# DATA EXTRACT start
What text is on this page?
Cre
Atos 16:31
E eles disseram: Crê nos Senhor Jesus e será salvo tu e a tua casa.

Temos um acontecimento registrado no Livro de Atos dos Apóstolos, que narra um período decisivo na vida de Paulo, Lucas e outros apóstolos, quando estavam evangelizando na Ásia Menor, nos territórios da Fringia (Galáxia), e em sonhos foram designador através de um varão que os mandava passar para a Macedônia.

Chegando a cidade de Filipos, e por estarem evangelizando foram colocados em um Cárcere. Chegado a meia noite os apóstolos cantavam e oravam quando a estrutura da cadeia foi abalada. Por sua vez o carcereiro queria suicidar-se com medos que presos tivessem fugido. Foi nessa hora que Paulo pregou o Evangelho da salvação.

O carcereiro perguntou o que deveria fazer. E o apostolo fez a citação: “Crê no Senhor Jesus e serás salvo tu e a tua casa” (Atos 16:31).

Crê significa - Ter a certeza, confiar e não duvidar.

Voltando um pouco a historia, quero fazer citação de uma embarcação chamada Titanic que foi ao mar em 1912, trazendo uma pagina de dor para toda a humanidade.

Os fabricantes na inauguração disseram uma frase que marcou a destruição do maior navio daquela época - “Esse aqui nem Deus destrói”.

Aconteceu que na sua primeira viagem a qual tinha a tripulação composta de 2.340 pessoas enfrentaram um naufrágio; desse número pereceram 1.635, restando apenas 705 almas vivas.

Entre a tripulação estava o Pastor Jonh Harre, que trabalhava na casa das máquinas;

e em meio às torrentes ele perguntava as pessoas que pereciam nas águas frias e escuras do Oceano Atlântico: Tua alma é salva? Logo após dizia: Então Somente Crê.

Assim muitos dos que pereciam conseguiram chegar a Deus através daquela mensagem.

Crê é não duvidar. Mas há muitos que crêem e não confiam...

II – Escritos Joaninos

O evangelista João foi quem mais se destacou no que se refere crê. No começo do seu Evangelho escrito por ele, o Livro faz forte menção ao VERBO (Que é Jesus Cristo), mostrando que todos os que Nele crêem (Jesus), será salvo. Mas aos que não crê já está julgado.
# DATA EXTRACT end
- PROBLEM DESCRIPTION -
Pick out the lines containing the word "para" and show them.

- RESULT OF THIS EXERCISE -
Temos um acontecimento registrado no Livro de Atos dos Apóstolos, que narra um período decisivo na vida de Paulo, Lucas e outros apóstolos, quando estavam evangelizando na Ásia Menor, nos territórios da Fringia (Galáxia), e em sonhos foram designador através de um varão que os mandava passar para a Macedônia.
Voltando um pouco a historia, quero fazer citação de uma embarcação chamada Titanic que foi ao mar em 1912, trazendo uma pagina de dor para toda a humanidade.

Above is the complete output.